[Collected data entries]
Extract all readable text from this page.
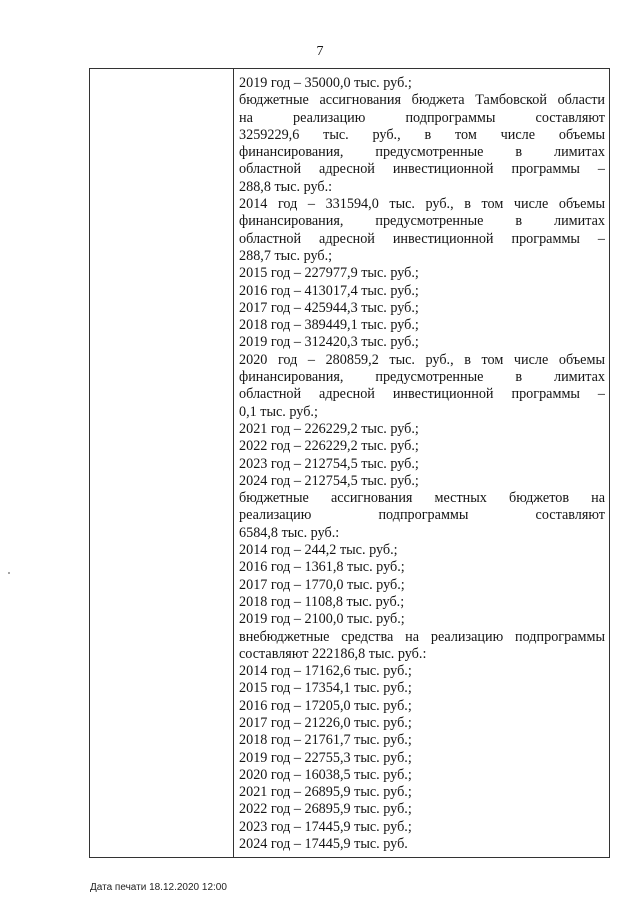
7
2019 год – 35000,0 тыс. руб.;
бюджетные ассигнования бюджета Тамбовской области
на реализацию подпрограммы составляют
3259229,6 тыс. руб., в том числе объемы
финансирования, предусмотренные в лимитах
областной адресной инвестиционной программы –
288,8 тыс. руб.:
2014 год – 331594,0 тыс. руб., в том числе объемы
финансирования, предусмотренные в лимитах
областной адресной инвестиционной программы –
288,7 тыс. руб.;
2015 год – 227977,9 тыс. руб.;
2016 год – 413017,4 тыс. руб.;
2017 год – 425944,3 тыс. руб.;
2018 год – 389449,1 тыс. руб.;
2019 год – 312420,3 тыс. руб.;
2020 год – 280859,2 тыс. руб., в том числе объемы
финансирования, предусмотренные в лимитах
областной адресной инвестиционной программы –
0,1 тыс. руб.;
2021 год – 226229,2 тыс. руб.;
2022 год – 226229,2 тыс. руб.;
2023 год – 212754,5 тыс. руб.;
2024 год – 212754,5 тыс. руб.;
бюджетные ассигнования местных бюджетов на
реализацию подпрограммы составляют
6584,8 тыс. руб.:
2014 год – 244,2 тыс. руб.;
2016 год – 1361,8 тыс. руб.;
2017 год – 1770,0 тыс. руб.;
2018 год – 1108,8 тыс. руб.;
2019 год – 2100,0 тыс. руб.;
внебюджетные средства на реализацию подпрограммы
составляют 222186,8 тыс. руб.:
2014 год – 17162,6 тыс. руб.;
2015 год – 17354,1 тыс. руб.;
2016 год – 17205,0 тыс. руб.;
2017 год – 21226,0 тыс. руб.;
2018 год – 21761,7 тыс. руб.;
2019 год – 22755,3 тыс. руб.;
2020 год – 16038,5 тыс. руб.;
2021 год – 26895,9 тыс. руб.;
2022 год – 26895,9 тыс. руб.;
2023 год – 17445,9 тыс. руб.;
2024 год – 17445,9 тыс. руб.
Дата печати 18.12.2020 12:00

> [TO DO]
Copy each line holding the word "числе" from the listing above.

> [THE COMPLETED TASK]
3259229,6 тыс. руб., в том числе объемы
2014 год – 331594,0 тыс. руб., в том числе объемы
2020 год – 280859,2 тыс. руб., в том числе объемы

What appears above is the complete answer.